WRITTEN REQUEST
Output all the data exactly. Pictures do not belong in the copy.

PROVIDED RECORDS start

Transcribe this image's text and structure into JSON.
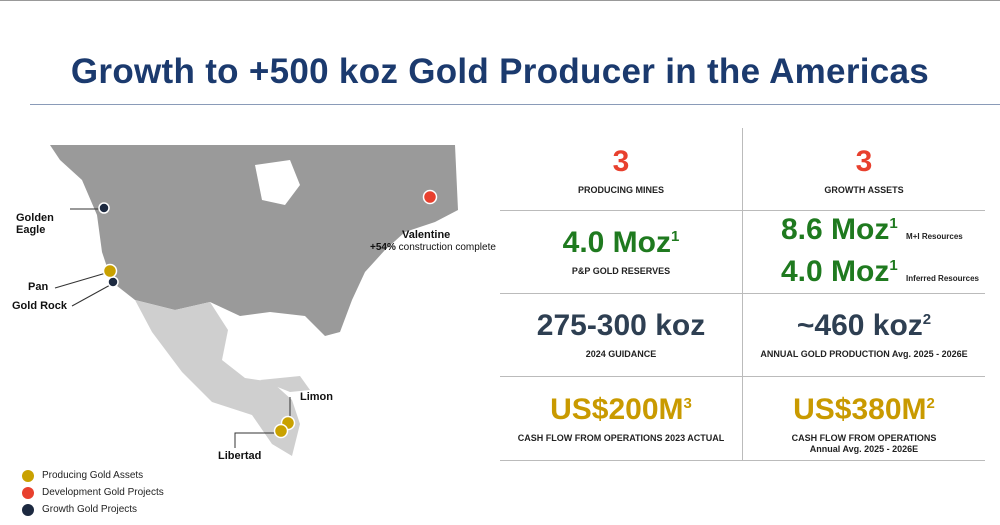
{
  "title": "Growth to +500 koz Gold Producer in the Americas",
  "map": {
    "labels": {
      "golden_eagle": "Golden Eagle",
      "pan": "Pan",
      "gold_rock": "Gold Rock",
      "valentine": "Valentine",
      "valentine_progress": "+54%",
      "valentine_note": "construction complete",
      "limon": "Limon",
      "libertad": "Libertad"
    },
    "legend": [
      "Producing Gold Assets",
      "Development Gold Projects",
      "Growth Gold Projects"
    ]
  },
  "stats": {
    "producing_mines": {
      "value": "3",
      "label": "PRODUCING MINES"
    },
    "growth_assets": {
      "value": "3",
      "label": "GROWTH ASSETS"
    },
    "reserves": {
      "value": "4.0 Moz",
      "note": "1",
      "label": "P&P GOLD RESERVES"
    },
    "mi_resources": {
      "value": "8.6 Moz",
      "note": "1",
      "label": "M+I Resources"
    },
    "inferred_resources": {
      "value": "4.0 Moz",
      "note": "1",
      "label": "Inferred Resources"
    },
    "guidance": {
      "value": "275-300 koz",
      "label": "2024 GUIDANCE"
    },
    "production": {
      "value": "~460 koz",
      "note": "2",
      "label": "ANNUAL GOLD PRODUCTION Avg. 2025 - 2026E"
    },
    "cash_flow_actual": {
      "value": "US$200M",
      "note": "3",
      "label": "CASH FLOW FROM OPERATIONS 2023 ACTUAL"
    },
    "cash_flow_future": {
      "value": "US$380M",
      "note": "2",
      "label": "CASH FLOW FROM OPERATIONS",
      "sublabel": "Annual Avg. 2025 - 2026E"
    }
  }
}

PROVIDED RECORDS end

WRITTEN RESPONSE
Transcribe this image's text and structure into JSON.
{
  "title": "Growth to +500 koz Gold Producer in the Americas",
  "map": {
    "labels": {
      "golden_eagle": "Golden Eagle",
      "pan": "Pan",
      "gold_rock": "Gold Rock",
      "valentine": "Valentine",
      "valentine_progress": "+54%",
      "valentine_note": "construction complete",
      "limon": "Limon",
      "libertad": "Libertad"
    },
    "legend": [
      "Producing Gold Assets",
      "Development Gold Projects",
      "Growth Gold Projects"
    ]
  },
  "stats": {
    "producing_mines": {
      "value": "3",
      "label": "PRODUCING MINES"
    },
    "growth_assets": {
      "value": "3",
      "label": "GROWTH ASSETS"
    },
    "reserves": {
      "value": "4.0 Moz",
      "note": "1",
      "label": "P&P GOLD RESERVES"
    },
    "mi_resources": {
      "value": "8.6 Moz",
      "note": "1",
      "label": "M+I Resources"
    },
    "inferred_resources": {
      "value": "4.0 Moz",
      "note": "1",
      "label": "Inferred Resources"
    },
    "guidance": {
      "value": "275-300 koz",
      "label": "2024 GUIDANCE"
    },
    "production": {
      "value": "~460 koz",
      "note": "2",
      "label": "ANNUAL GOLD PRODUCTION Avg. 2025 - 2026E"
    },
    "cash_flow_actual": {
      "value": "US$200M",
      "note": "3",
      "label": "CASH FLOW FROM OPERATIONS 2023 ACTUAL"
    },
    "cash_flow_future": {
      "value": "US$380M",
      "note": "2",
      "label": "CASH FLOW FROM OPERATIONS",
      "sublabel": "Annual Avg. 2025 - 2026E"
    }
  }
}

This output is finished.